Go through the entries below and pick out every line with "Salas".

-*-

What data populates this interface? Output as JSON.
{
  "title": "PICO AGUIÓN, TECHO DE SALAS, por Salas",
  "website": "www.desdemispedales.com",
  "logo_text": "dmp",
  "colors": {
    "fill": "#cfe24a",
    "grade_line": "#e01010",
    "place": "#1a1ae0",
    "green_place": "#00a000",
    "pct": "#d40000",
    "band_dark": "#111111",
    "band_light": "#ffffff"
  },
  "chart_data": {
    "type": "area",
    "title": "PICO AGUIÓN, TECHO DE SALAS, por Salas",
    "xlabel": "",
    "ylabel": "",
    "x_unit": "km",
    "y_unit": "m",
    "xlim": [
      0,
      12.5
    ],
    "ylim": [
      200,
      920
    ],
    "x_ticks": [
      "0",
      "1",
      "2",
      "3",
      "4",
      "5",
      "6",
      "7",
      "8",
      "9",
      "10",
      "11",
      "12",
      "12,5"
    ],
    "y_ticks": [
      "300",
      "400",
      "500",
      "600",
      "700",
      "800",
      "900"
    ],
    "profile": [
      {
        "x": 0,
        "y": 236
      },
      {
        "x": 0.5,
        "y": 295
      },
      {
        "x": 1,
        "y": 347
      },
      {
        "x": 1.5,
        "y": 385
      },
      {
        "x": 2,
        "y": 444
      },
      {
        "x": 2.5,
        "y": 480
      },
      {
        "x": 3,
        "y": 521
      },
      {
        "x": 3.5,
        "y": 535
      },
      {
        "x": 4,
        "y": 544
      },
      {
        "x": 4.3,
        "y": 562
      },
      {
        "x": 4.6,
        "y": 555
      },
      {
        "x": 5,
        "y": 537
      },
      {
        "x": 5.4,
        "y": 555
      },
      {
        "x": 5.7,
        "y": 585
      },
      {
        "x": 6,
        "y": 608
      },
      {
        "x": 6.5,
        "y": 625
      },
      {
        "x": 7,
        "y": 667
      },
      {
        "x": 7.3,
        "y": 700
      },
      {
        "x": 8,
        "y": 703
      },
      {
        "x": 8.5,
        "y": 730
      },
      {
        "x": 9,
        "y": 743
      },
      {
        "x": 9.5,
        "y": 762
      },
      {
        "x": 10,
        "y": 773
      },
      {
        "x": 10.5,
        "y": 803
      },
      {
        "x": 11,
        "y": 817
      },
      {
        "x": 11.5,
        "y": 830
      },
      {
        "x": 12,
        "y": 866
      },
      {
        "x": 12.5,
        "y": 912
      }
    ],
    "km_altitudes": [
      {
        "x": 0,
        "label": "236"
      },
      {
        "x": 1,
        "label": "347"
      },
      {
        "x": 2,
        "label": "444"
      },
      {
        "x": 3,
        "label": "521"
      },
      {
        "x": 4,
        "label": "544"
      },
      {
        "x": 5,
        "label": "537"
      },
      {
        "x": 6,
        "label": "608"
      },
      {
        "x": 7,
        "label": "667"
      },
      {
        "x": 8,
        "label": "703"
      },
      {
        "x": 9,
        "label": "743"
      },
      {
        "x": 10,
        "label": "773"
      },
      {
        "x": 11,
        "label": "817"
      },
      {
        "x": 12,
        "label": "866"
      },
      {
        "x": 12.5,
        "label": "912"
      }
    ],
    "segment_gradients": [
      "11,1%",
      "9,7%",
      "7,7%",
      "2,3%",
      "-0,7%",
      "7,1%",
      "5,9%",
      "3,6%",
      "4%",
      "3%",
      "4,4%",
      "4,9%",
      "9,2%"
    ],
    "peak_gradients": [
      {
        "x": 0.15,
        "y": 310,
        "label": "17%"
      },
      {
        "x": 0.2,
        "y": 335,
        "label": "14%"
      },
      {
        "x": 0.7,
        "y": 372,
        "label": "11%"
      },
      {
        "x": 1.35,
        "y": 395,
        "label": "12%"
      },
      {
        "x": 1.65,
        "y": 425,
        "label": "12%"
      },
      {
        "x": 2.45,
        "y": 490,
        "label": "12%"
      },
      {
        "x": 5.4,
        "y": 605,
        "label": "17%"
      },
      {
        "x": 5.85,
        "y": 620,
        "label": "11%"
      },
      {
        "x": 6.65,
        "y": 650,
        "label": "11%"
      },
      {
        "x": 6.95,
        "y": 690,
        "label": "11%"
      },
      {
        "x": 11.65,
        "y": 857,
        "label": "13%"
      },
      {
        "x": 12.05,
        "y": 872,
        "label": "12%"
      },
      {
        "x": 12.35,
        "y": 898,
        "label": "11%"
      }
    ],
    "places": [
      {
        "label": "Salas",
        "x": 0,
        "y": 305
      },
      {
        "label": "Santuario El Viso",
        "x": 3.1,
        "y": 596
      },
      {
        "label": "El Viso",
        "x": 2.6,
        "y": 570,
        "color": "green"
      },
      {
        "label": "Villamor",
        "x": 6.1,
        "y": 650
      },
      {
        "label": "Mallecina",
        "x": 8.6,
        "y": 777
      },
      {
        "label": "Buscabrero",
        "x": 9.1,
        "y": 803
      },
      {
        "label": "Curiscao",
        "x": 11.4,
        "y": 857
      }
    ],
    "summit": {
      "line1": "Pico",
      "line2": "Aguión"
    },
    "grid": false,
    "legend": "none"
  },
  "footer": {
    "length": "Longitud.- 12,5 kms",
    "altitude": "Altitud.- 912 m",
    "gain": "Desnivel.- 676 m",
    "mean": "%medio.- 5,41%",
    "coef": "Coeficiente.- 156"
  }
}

-*-

Completed task:
  "title": "PICO AGUIÓN, TECHO DE SALAS, por Salas",
    "title": "PICO AGUIÓN, TECHO DE SALAS, por Salas",
        "label": "Salas",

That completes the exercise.